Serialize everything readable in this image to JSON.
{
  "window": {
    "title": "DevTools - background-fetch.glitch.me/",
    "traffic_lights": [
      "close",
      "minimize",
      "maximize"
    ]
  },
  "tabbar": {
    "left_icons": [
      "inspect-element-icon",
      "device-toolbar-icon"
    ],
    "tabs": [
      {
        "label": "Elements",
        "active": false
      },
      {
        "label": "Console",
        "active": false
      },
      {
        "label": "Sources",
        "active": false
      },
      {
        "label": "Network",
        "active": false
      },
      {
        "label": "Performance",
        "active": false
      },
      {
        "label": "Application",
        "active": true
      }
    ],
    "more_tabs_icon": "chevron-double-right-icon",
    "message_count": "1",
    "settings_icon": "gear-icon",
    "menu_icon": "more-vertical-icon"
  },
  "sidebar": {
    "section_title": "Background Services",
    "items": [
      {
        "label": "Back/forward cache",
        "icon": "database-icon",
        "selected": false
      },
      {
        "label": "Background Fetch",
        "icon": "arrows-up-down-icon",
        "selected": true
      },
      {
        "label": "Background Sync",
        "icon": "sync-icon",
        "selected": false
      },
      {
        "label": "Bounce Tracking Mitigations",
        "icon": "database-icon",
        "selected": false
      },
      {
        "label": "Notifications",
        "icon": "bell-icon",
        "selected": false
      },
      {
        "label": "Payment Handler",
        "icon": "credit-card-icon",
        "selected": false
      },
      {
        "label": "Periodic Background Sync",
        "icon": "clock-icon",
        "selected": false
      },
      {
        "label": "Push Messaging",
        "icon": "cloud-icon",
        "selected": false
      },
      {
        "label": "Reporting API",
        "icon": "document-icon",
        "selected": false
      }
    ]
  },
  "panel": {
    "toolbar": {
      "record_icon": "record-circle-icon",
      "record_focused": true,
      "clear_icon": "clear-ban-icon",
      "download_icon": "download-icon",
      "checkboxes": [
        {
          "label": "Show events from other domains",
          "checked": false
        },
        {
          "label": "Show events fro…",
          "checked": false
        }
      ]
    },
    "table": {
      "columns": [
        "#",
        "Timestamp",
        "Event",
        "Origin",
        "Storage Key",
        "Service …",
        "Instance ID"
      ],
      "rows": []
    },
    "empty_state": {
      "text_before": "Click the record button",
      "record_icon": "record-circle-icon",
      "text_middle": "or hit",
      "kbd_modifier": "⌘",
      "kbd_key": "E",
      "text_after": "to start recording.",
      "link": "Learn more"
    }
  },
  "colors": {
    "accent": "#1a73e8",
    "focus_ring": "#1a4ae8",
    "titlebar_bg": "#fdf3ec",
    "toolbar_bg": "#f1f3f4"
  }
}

▸ Task prompt: Reproduce the entries above in full, verbatim.

▸ Exercise output:
Serialize everything readable in this image to JSON.
{
  "window": {
    "title": "DevTools - background-fetch.glitch.me/",
    "traffic_lights": [
      "close",
      "minimize",
      "maximize"
    ]
  },
  "tabbar": {
    "left_icons": [
      "inspect-element-icon",
      "device-toolbar-icon"
    ],
    "tabs": [
      {
        "label": "Elements",
        "active": false
      },
      {
        "label": "Console",
        "active": false
      },
      {
        "label": "Sources",
        "active": false
      },
      {
        "label": "Network",
        "active": false
      },
      {
        "label": "Performance",
        "active": false
      },
      {
        "label": "Application",
        "active": true
      }
    ],
    "more_tabs_icon": "chevron-double-right-icon",
    "message_count": "1",
    "settings_icon": "gear-icon",
    "menu_icon": "more-vertical-icon"
  },
  "sidebar": {
    "section_title": "Background Services",
    "items": [
      {
        "label": "Back/forward cache",
        "icon": "database-icon",
        "selected": false
      },
      {
        "label": "Background Fetch",
        "icon": "arrows-up-down-icon",
        "selected": true
      },
      {
        "label": "Background Sync",
        "icon": "sync-icon",
        "selected": false
      },
      {
        "label": "Bounce Tracking Mitigations",
        "icon": "database-icon",
        "selected": false
      },
      {
        "label": "Notifications",
        "icon": "bell-icon",
        "selected": false
      },
      {
        "label": "Payment Handler",
        "icon": "credit-card-icon",
        "selected": false
      },
      {
        "label": "Periodic Background Sync",
        "icon": "clock-icon",
        "selected": false
      },
      {
        "label": "Push Messaging",
        "icon": "cloud-icon",
        "selected": false
      },
      {
        "label": "Reporting API",
        "icon": "document-icon",
        "selected": false
      }
    ]
  },
  "panel": {
    "toolbar": {
      "record_icon": "record-circle-icon",
      "record_focused": true,
      "clear_icon": "clear-ban-icon",
      "download_icon": "download-icon",
      "checkboxes": [
        {
          "label": "Show events from other domains",
          "checked": false
        },
        {
          "label": "Show events fro…",
          "checked": false
        }
      ]
    },
    "table": {
      "columns": [
        "#",
        "Timestamp",
        "Event",
        "Origin",
        "Storage Key",
        "Service …",
        "Instance ID"
      ],
      "rows": []
    },
    "empty_state": {
      "text_before": "Click the record button",
      "record_icon": "record-circle-icon",
      "text_middle": "or hit",
      "kbd_modifier": "⌘",
      "kbd_key": "E",
      "text_after": "to start recording.",
      "link": "Learn more"
    }
  },
  "colors": {
    "accent": "#1a73e8",
    "focus_ring": "#1a4ae8",
    "titlebar_bg": "#fdf3ec",
    "toolbar_bg": "#f1f3f4"
  }
}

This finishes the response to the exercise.